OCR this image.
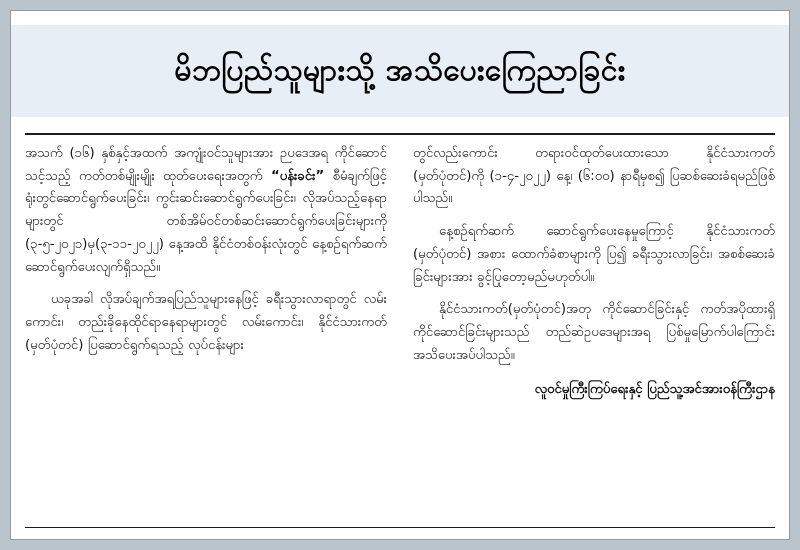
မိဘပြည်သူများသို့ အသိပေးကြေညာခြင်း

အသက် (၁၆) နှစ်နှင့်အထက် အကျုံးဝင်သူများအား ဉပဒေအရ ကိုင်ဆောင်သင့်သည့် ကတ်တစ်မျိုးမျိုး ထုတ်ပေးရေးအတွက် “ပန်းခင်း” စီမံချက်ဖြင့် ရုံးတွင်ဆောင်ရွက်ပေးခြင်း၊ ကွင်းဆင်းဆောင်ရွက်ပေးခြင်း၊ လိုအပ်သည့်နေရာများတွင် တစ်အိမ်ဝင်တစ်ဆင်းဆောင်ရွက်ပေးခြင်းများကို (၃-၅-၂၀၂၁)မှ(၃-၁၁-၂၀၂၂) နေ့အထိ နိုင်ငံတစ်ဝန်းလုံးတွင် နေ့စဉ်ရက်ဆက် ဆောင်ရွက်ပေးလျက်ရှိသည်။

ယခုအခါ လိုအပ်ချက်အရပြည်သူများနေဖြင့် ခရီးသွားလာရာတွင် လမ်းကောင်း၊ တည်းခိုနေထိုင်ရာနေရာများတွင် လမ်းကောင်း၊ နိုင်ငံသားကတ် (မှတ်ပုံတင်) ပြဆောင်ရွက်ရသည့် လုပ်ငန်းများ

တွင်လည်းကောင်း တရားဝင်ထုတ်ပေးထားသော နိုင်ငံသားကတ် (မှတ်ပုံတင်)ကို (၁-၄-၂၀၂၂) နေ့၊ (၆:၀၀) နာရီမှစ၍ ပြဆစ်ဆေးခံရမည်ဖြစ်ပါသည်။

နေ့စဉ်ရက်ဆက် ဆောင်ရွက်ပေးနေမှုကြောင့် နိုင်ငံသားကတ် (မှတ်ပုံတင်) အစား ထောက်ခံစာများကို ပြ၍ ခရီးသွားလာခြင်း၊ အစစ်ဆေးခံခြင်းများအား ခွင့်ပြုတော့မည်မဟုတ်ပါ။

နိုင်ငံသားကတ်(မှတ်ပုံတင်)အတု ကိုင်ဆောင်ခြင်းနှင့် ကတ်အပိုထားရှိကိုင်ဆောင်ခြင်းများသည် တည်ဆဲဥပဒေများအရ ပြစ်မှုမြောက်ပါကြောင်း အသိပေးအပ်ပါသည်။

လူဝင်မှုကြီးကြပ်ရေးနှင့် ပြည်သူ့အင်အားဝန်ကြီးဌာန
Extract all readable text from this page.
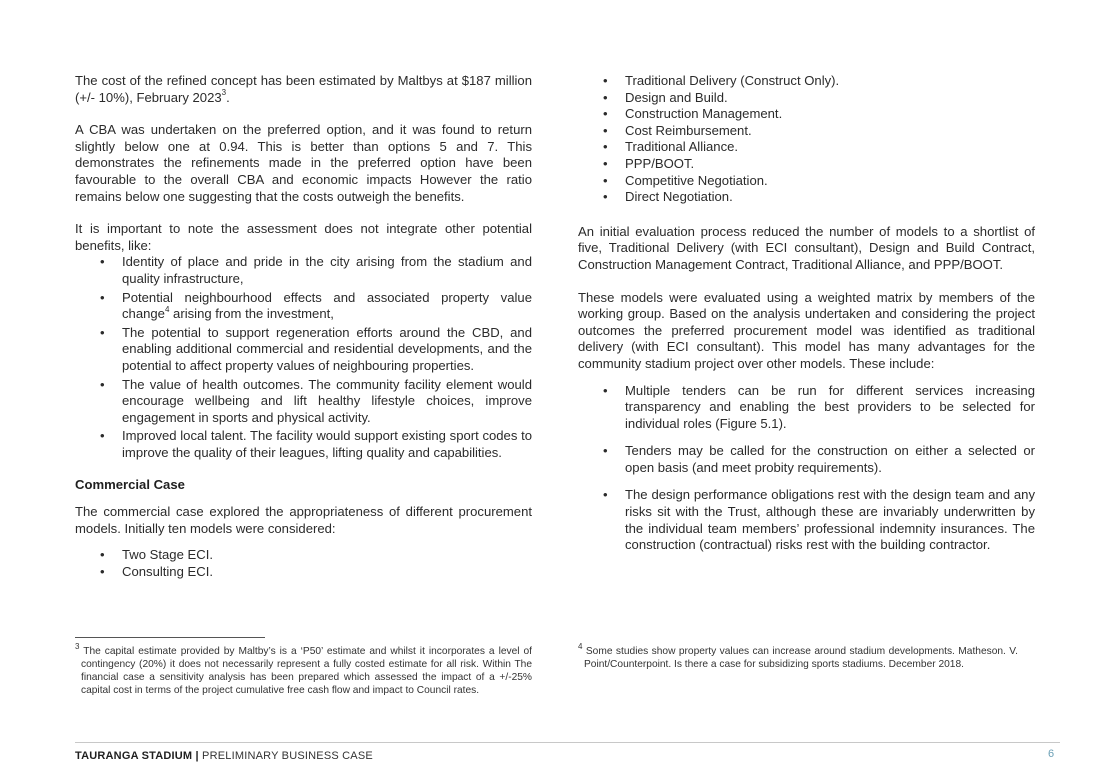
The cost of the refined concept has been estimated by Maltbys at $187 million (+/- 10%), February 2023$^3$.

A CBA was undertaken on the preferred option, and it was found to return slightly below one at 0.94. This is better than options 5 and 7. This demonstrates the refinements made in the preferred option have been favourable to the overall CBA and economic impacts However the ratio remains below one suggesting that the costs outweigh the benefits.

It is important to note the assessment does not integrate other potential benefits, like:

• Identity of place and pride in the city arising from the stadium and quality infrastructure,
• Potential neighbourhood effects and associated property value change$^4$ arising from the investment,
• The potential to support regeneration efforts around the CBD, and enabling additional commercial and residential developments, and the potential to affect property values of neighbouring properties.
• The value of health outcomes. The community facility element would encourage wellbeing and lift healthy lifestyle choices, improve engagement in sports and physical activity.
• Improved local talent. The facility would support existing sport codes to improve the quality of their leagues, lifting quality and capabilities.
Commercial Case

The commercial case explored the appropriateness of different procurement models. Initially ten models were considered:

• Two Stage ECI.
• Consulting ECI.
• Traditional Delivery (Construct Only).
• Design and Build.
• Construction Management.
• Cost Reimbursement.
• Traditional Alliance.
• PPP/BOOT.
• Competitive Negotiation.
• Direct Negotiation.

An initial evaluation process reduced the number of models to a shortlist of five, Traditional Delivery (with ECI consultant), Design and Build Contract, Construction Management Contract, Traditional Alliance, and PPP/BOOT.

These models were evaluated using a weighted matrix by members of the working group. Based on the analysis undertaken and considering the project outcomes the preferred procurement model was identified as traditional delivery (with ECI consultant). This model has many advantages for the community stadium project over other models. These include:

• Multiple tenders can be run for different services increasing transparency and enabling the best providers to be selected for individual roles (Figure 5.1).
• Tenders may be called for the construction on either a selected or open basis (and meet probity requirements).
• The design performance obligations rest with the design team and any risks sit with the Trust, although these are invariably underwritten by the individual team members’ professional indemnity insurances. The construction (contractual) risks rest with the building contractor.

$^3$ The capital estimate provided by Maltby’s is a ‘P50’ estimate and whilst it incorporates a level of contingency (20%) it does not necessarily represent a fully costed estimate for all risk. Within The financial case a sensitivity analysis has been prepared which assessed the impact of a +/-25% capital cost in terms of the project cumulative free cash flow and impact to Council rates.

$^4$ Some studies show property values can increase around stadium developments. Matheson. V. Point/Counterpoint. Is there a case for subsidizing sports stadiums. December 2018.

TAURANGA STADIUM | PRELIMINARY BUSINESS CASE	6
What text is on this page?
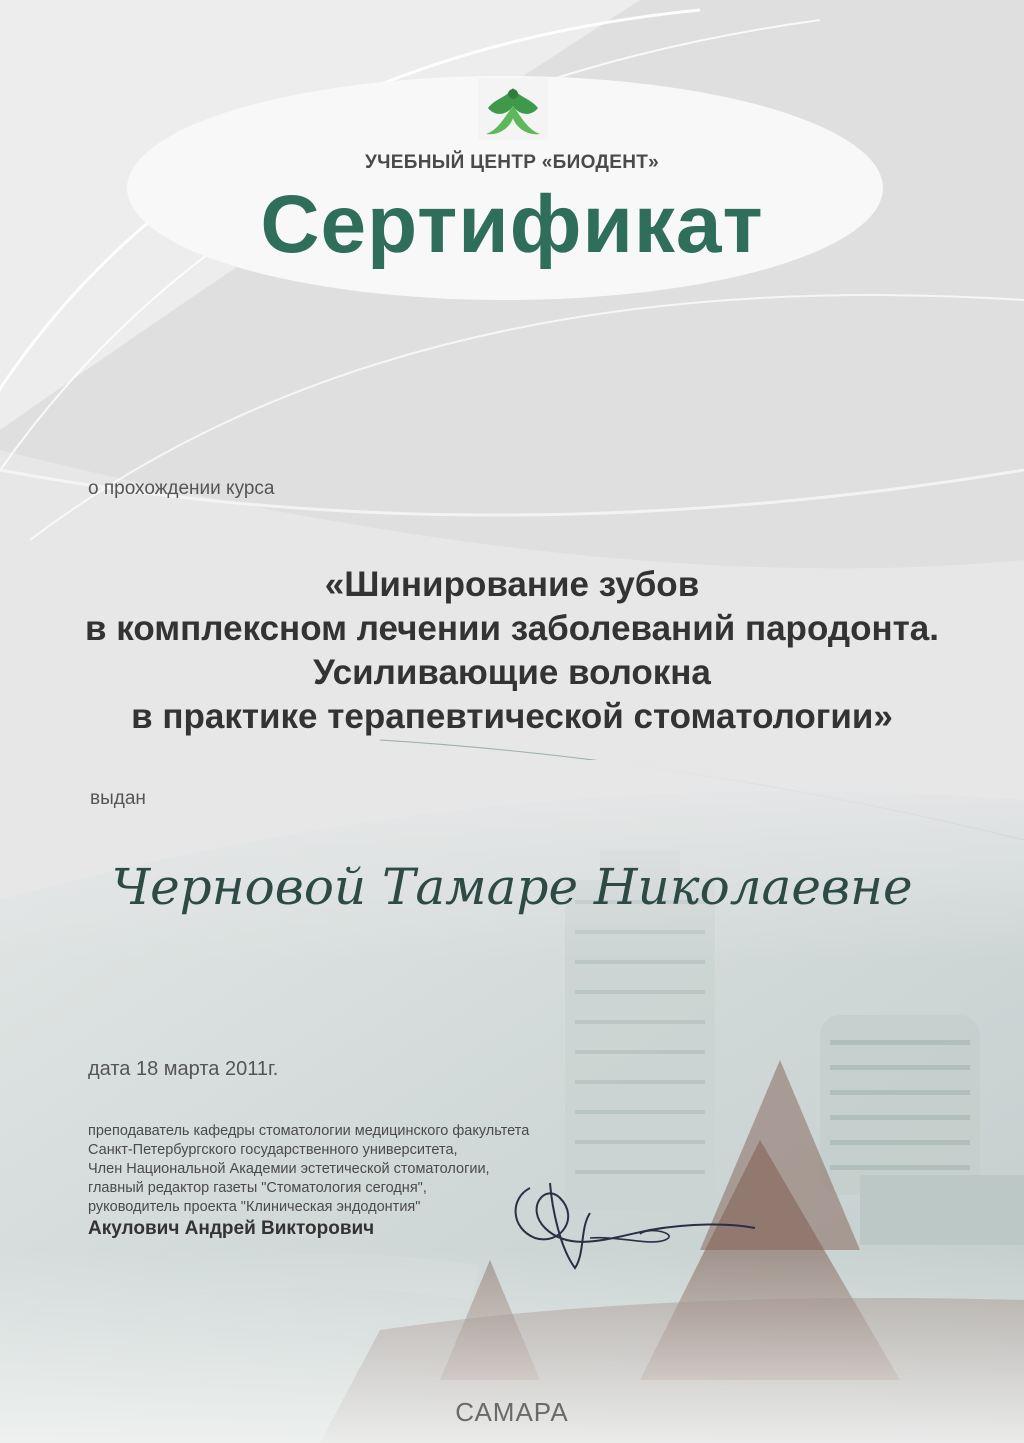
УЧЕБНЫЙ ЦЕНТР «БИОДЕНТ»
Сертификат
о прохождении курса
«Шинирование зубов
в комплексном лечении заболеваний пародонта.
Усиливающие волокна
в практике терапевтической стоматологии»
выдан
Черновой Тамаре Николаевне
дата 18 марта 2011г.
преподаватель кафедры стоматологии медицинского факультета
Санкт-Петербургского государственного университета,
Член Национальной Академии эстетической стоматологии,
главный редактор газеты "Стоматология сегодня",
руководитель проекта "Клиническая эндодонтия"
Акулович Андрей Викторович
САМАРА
-=-=-=-=-
_Exercise description_
Without including any pictures, print each record exactly.

_Solution to this problem_
OCR this image.
မိဘပြည်သူများသို့ အသိပေးကြေညာခြင်း

အသက် (၁၆) နှစ်နှင့်အထက် အကျုံးဝင်သူများအား ဉပဒေအရ ကိုင်ဆောင်သင့်သည့် ကတ်တစ်မျိုးမျိုး ထုတ်ပေးရေးအတွက် “ပန်းခင်း” စီမံချက်ဖြင့် ရုံးတွင်ဆောင်ရွက်ပေးခြင်း၊ ကွင်းဆင်းဆောင်ရွက်ပေးခြင်း၊ လိုအပ်သည့်နေရာများတွင် တစ်အိမ်ဝင်တစ်ဆင်းဆောင်ရွက်ပေးခြင်းများကို (၃-၅-၂၀၂၁)မှ(၃-၁၁-၂၀၂၂) နေ့အထိ နိုင်ငံတစ်ဝန်းလုံးတွင် နေ့စဉ်ရက်ဆက် ဆောင်ရွက်ပေးလျက်ရှိသည်။

ယခုအခါ လိုအပ်ချက်အရပြည်သူများနေဖြင့် ခရီးသွားလာရာတွင် လမ်းကောင်း၊ တည်းခိုနေထိုင်ရာနေရာများတွင် လမ်းကောင်း၊ နိုင်ငံသားကတ် (မှတ်ပုံတင်) ပြဆောင်ရွက်ရသည့် လုပ်ငန်းများ

တွင်လည်းကောင်း တရားဝင်ထုတ်ပေးထားသော နိုင်ငံသားကတ် (မှတ်ပုံတင်)ကို (၁-၄-၂၀၂၂) နေ့၊ (၆:၀၀) နာရီမှစ၍ ပြဆစ်ဆေးခံရမည်ဖြစ်ပါသည်။

နေ့စဉ်ရက်ဆက် ဆောင်ရွက်ပေးနေမှုကြောင့် နိုင်ငံသားကတ် (မှတ်ပုံတင်) အစား ထောက်ခံစာများကို ပြ၍ ခရီးသွားလာခြင်း၊ အစစ်ဆေးခံခြင်းများအား ခွင့်ပြုတော့မည်မဟုတ်ပါ။

နိုင်ငံသားကတ်(မှတ်ပုံတင်)အတု ကိုင်ဆောင်ခြင်းနှင့် ကတ်အပိုထားရှိကိုင်ဆောင်ခြင်းများသည် တည်ဆဲဥပဒေများအရ ပြစ်မှုမြောက်ပါကြောင်း အသိပေးအပ်ပါသည်။

လူဝင်မှုကြီးကြပ်ရေးနှင့် ပြည်သူ့အင်အားဝန်ကြီးဌာန
Extract all readable text from this page.
The cost of the refined concept has been estimated by Maltbys at $187 million (+/- 10%), February 2023$^3$.

A CBA was undertaken on the preferred option, and it was found to return slightly below one at 0.94. This is better than options 5 and 7. This demonstrates the refinements made in the preferred option have been favourable to the overall CBA and economic impacts However the ratio remains below one suggesting that the costs outweigh the benefits.

It is important to note the assessment does not integrate other potential benefits, like:

• Identity of place and pride in the city arising from the stadium and quality infrastructure,
• Potential neighbourhood effects and associated property value change$^4$ arising from the investment,
• The potential to support regeneration efforts around the CBD, and enabling additional commercial and residential developments, and the potential to affect property values of neighbouring properties.
• The value of health outcomes. The community facility element would encourage wellbeing and lift healthy lifestyle choices, improve engagement in sports and physical activity.
• Improved local talent. The facility would support existing sport codes to improve the quality of their leagues, lifting quality and capabilities.
Commercial Case

The commercial case explored the appropriateness of different procurement models. Initially ten models were considered:

• Two Stage ECI.
• Consulting ECI.
• Traditional Delivery (Construct Only).
• Design and Build.
• Construction Management.
• Cost Reimbursement.
• Traditional Alliance.
• PPP/BOOT.
• Competitive Negotiation.
• Direct Negotiation.

An initial evaluation process reduced the number of models to a shortlist of five, Traditional Delivery (with ECI consultant), Design and Build Contract, Construction Management Contract, Traditional Alliance, and PPP/BOOT.

These models were evaluated using a weighted matrix by members of the working group. Based on the analysis undertaken and considering the project outcomes the preferred procurement model was identified as traditional delivery (with ECI consultant). This model has many advantages for the community stadium project over other models. These include:

• Multiple tenders can be run for different services increasing transparency and enabling the best providers to be selected for individual roles (Figure 5.1).
• Tenders may be called for the construction on either a selected or open basis (and meet probity requirements).
• The design performance obligations rest with the design team and any risks sit with the Trust, although these are invariably underwritten by the individual team members’ professional indemnity insurances. The construction (contractual) risks rest with the building contractor.

$^3$ The capital estimate provided by Maltby’s is a ‘P50’ estimate and whilst it incorporates a level of contingency (20%) it does not necessarily represent a fully costed estimate for all risk. Within The financial case a sensitivity analysis has been prepared which assessed the impact of a +/-25% capital cost in terms of the project cumulative free cash flow and impact to Council rates.

$^4$ Some studies show property values can increase around stadium developments. Matheson. V. Point/Counterpoint. Is there a case for subsidizing sports stadiums. December 2018.

TAURANGA STADIUM | PRELIMINARY BUSINESS CASE	6
What text is on this page?
УЧЕБНЫЙ ЦЕНТР «БИОДЕНТ»
Сертификат
о прохождении курса
«Шинирование зубов
в комплексном лечении заболеваний пародонта.
Усиливающие волокна
в практике терапевтической стоматологии»
выдан
Черновой Тамаре Николаевне
дата 18 марта 2011г.
преподаватель кафедры стоматологии медицинского факультета
Санкт-Петербургского государственного университета,
Член Национальной Академии эстетической стоматологии,
главный редактор газеты "Стоматология сегодня",
руководитель проекта "Клиническая эндодонтия"
Акулович Андрей Викторович
САМАРА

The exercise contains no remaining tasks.